- [Document excerpt]

The high yen had the effect that each car exported from Japan to the U.S. lost money. Profits from U.S. operations had lost 37 percent of their value compared to 2007 pre-crisis times.

In 2012 – the dollar still bought not much more yen than in 2011 – the American Automotive Policy Council, the lobbying arm of Chrysler, Ford and GM published a study that claimed that Japan is manipulating its currency. A look at the currency charts made you think they had lost their minds. It made as much sense as accusing a waterfall of being an arsonist. Actually, the APC and its paymasters were not as stupid as they looked. They knew that the U.S. public usually has no clue about currencies. They also knew that the yen had to turn around, or else.

Which it did. In late 2012, the yen begun its trip back to more normal levels Currently, the dollar buys a little more than 100 yen, still way too expensive than the 120 yen of 2007. That subway ticket now costs $4.70.

Along with that, something else happened. In recent months, Ford gave back market share to both GM and Toyota, and I honestly do not know what bothers Ford more. In the first seven months of the year, Toyota relegated Ford to #3 position again, with a 15 percent market share slightly ahead of Ford’s 14.7. No wonder that Ford is stepping up the “currency manipulator” rhetoric, and the resonance it receives in the U.S. proves once again the old Goebbels axiom that if you repeat a lie often enough, it becomes the truth. It does not matter that when Mulally called Japan a currency manipulator, Fed chief Bernanke contradicted him in front of the House Financial Services Committee, saying that Japan is “not manipulating their exchange rate, they are not directly trying to set their exchange rate at a given level,” a fact that even Automotive News had to concede. It does not matter that one look at a long term currency chart immediately exonerates Japan from any suspicions of currency machinations. Propaganda is job one at Ford, and it works.

- [Provided records]
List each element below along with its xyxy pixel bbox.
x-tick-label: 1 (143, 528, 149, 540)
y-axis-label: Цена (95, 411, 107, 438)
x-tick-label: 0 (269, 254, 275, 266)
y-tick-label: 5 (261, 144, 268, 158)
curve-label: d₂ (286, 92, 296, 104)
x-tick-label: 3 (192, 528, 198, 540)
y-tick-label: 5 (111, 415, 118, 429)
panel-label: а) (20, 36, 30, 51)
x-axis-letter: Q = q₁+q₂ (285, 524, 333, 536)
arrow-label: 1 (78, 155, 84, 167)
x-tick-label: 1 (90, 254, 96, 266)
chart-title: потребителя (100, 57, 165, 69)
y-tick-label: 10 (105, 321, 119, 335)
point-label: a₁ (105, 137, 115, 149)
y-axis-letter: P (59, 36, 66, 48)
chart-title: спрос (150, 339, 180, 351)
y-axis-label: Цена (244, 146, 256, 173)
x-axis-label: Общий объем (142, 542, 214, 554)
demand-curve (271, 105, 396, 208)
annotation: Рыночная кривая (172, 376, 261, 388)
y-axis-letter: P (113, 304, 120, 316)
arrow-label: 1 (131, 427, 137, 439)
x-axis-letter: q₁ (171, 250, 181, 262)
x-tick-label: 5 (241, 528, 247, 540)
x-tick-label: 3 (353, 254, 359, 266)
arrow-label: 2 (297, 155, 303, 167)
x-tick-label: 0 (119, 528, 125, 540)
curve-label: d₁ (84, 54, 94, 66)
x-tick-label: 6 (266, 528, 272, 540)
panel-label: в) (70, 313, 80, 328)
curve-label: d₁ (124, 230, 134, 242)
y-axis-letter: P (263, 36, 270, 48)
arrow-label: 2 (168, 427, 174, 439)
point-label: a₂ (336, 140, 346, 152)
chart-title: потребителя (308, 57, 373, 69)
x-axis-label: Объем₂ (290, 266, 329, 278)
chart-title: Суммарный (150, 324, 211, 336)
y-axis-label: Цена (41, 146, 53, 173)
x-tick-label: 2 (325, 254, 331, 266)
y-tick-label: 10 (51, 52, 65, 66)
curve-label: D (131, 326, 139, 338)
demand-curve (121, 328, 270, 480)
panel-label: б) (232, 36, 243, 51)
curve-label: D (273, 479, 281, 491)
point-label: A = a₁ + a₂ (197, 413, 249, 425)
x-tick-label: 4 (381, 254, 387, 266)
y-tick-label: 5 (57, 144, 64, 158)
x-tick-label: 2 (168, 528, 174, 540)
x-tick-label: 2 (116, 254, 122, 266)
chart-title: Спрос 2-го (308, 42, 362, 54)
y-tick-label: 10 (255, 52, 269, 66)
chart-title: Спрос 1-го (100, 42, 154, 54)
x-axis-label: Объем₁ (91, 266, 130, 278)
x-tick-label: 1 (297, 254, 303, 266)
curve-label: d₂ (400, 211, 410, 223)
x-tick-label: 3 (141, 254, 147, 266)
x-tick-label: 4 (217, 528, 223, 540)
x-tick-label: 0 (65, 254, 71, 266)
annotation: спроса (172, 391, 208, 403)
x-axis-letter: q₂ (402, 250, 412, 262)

- [Instruction A]
According to the article on the yen and U.S. carmakers, what share of the U.S. market did Toyota hold in the first seven months of the year?
- [Instruction B]
Please reproduce the passage of the article on the yen and U.S. carmakers from "The high yen" to "2007 pre-crisis times.", with "exported" changed to "shipped".
- [Instruction C]
Extend the article on the yen and U.S. carmakers by writing what comes after its final sentence.

- [Exercise result A]
15 percent

- [Exercise result B]
The high yen had the effect that each car shipped from Japan to the U.S. lost money. Profits from U.S. operations had lost 37 percent of their value compared to 2007 pre-crisis times.

- [Exercise result C]
Crown and rice - Picture courtesy Bertel Schmitt

The currency allegations are a whale-sized red herring. Ford, and along with it all of Detroit, is in a fight for its life and against the Trans Pacific Partnership agreement. If accepted, even a highly watered down TPP eventually might bring down the 25 percent “chicken tax” that turned the U.S. into a closed market for light trucks. As much as Ford tries to be green, without the outsized trucks profits, it would be deeply in the reds. For lack of foreign competition, blue collar trucks now cost more than many imported luxury cars.

Japan wants to protect its aging rice farmers just as much as Washington wants to protect decrepit Detroit. At the begin of formal TPP negotiations with Japan in 2013, a deal was reached that keeps the chicken tax around for “the longest feasible period,” as economy minister Akira Amari said. In exchange, American rice will be kept out of Japan. The American farmer is being screwed twice. His work truck costs more than a BMW. And he is kept out of a market eager for cheaper rice. The American farmer needs a better lobbying arm.

Nonetheless, even the longest feasible period is too short for Ford & Co. Ford wants the TPP dead. The currency manipulation story may sound silly, but it is a sharp weapon against the TPP. According to the Brookings Institute, “TPP countries are unlikely to agree that the current proposals in the United States on currency manipulation are a faithful interpretation of the IMF principles to which they already subscribe. Demanding that American trade negotiators introduce such a chapter at this critical stage in the negotiation process is akin to throwing a wrench in the works.”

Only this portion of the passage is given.